WRITTEN EXERCISE: Print the complete set of entries exactly.

RECORDS SUPPLIED:

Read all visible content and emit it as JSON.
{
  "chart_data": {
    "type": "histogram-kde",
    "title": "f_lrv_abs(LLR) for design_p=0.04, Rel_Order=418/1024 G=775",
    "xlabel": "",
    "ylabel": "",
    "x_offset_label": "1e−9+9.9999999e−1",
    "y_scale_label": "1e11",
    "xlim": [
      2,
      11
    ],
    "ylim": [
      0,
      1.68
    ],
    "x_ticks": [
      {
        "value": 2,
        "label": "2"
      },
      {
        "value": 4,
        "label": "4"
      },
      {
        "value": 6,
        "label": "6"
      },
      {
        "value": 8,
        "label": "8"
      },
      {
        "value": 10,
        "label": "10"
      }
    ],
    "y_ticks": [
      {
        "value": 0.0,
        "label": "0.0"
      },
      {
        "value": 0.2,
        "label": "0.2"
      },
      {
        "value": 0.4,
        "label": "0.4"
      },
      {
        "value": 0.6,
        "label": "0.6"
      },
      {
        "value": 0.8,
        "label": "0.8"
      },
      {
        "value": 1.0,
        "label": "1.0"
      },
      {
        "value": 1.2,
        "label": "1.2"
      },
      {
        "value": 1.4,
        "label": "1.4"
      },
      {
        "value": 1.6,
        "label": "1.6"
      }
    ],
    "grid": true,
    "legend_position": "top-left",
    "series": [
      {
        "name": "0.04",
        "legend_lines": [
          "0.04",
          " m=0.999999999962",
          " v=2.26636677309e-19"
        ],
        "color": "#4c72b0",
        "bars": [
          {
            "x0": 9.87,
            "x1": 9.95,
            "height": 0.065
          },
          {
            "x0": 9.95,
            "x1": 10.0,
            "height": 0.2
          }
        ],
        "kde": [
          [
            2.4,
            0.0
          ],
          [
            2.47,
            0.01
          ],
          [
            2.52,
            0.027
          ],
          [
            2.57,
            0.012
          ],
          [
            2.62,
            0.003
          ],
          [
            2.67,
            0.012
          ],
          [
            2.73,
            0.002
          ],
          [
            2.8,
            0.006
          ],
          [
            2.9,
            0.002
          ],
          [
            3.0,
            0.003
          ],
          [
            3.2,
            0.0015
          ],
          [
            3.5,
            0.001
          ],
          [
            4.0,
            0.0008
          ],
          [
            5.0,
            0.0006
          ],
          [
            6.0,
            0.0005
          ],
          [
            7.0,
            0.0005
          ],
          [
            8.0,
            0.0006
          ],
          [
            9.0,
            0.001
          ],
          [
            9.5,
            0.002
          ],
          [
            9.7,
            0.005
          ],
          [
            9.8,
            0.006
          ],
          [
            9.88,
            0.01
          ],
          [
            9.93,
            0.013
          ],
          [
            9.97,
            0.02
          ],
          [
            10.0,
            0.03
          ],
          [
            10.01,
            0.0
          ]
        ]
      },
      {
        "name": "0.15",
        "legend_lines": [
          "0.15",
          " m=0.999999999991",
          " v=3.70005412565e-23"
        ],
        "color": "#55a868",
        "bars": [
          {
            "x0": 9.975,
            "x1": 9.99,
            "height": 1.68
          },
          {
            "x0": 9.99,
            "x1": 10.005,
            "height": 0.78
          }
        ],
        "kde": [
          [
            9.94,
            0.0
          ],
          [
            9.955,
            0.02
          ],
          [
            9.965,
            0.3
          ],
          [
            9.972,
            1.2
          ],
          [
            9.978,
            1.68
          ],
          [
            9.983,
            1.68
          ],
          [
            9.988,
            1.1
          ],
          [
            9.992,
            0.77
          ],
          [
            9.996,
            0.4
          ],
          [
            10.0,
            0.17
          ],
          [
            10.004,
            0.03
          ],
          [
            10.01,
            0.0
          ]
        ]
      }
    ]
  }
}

EXERCISE RESPONSE:
Read all visible content and emit it as JSON.
{
  "chart_data": {
    "type": "histogram-kde",
    "title": "f_lrv_abs(LLR) for design_p=0.04, Rel_Order=418/1024 G=775",
    "xlabel": "",
    "ylabel": "",
    "x_offset_label": "1e−9+9.9999999e−1",
    "y_scale_label": "1e11",
    "xlim": [
      2,
      11
    ],
    "ylim": [
      0,
      1.68
    ],
    "x_ticks": [
      {
        "value": 2,
        "label": "2"
      },
      {
        "value": 4,
        "label": "4"
      },
      {
        "value": 6,
        "label": "6"
      },
      {
        "value": 8,
        "label": "8"
      },
      {
        "value": 10,
        "label": "10"
      }
    ],
    "y_ticks": [
      {
        "value": 0.0,
        "label": "0.0"
      },
      {
        "value": 0.2,
        "label": "0.2"
      },
      {
        "value": 0.4,
        "label": "0.4"
      },
      {
        "value": 0.6,
        "label": "0.6"
      },
      {
        "value": 0.8,
        "label": "0.8"
      },
      {
        "value": 1.0,
        "label": "1.0"
      },
      {
        "value": 1.2,
        "label": "1.2"
      },
      {
        "value": 1.4,
        "label": "1.4"
      },
      {
        "value": 1.6,
        "label": "1.6"
      }
    ],
    "grid": true,
    "legend_position": "top-left",
    "series": [
      {
        "name": "0.04",
        "legend_lines": [
          "0.04",
          " m=0.999999999962",
          " v=2.26636677309e-19"
        ],
        "color": "#4c72b0",
        "bars": [
          {
            "x0": 9.87,
            "x1": 9.95,
            "height": 0.065
          },
          {
            "x0": 9.95,
            "x1": 10.0,
            "height": 0.2
          }
        ],
        "kde": [
          [
            2.4,
            0.0
          ],
          [
            2.47,
            0.01
          ],
          [
            2.52,
            0.027
          ],
          [
            2.57,
            0.012
          ],
          [
            2.62,
            0.003
          ],
          [
            2.67,
            0.012
          ],
          [
            2.73,
            0.002
          ],
          [
            2.8,
            0.006
          ],
          [
            2.9,
            0.002
          ],
          [
            3.0,
            0.003
          ],
          [
            3.2,
            0.0015
          ],
          [
            3.5,
            0.001
          ],
          [
            4.0,
            0.0008
          ],
          [
            5.0,
            0.0006
          ],
          [
            6.0,
            0.0005
          ],
          [
            7.0,
            0.0005
          ],
          [
            8.0,
            0.0006
          ],
          [
            9.0,
            0.001
          ],
          [
            9.5,
            0.002
          ],
          [
            9.7,
            0.005
          ],
          [
            9.8,
            0.006
          ],
          [
            9.88,
            0.01
          ],
          [
            9.93,
            0.013
          ],
          [
            9.97,
            0.02
          ],
          [
            10.0,
            0.03
          ],
          [
            10.01,
            0.0
          ]
        ]
      },
      {
        "name": "0.15",
        "legend_lines": [
          "0.15",
          " m=0.999999999991",
          " v=3.70005412565e-23"
        ],
        "color": "#55a868",
        "bars": [
          {
            "x0": 9.975,
            "x1": 9.99,
            "height": 1.68
          },
          {
            "x0": 9.99,
            "x1": 10.005,
            "height": 0.78
          }
        ],
        "kde": [
          [
            9.94,
            0.0
          ],
          [
            9.955,
            0.02
          ],
          [
            9.965,
            0.3
          ],
          [
            9.972,
            1.2
          ],
          [
            9.978,
            1.68
          ],
          [
            9.983,
            1.68
          ],
          [
            9.988,
            1.1
          ],
          [
            9.992,
            0.77
          ],
          [
            9.996,
            0.4
          ],
          [
            10.0,
            0.17
          ],
          [
            10.004,
            0.03
          ],
          [
            10.01,
            0.0
          ]
        ]
      }
    ]
  }
}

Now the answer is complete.